• _DATASET EXTRACT_
** BEGIN **

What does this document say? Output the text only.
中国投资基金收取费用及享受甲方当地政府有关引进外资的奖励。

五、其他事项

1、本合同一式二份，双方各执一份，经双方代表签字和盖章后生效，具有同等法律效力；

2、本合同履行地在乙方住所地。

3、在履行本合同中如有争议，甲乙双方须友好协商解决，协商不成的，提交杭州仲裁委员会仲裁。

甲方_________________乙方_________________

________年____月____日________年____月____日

** END **

• _SET TASK_
Extract each entry in full, exactly as given.

• _SOLUTION TO THE EXERCISE_
What does this document say? Output the text only.
中国投资基金收取费用及享受甲方当地政府有关引进外资的奖励。

五、其他事项

1、本合同一式二份，双方各执一份，经双方代表签字和盖章后生效，具有同等法律效力；

2、本合同履行地在乙方住所地。

3、在履行本合同中如有争议，甲乙双方须友好协商解决，协商不成的，提交杭州仲裁委员会仲裁。

甲方_________________乙方_________________

________年____月____日________年____月____日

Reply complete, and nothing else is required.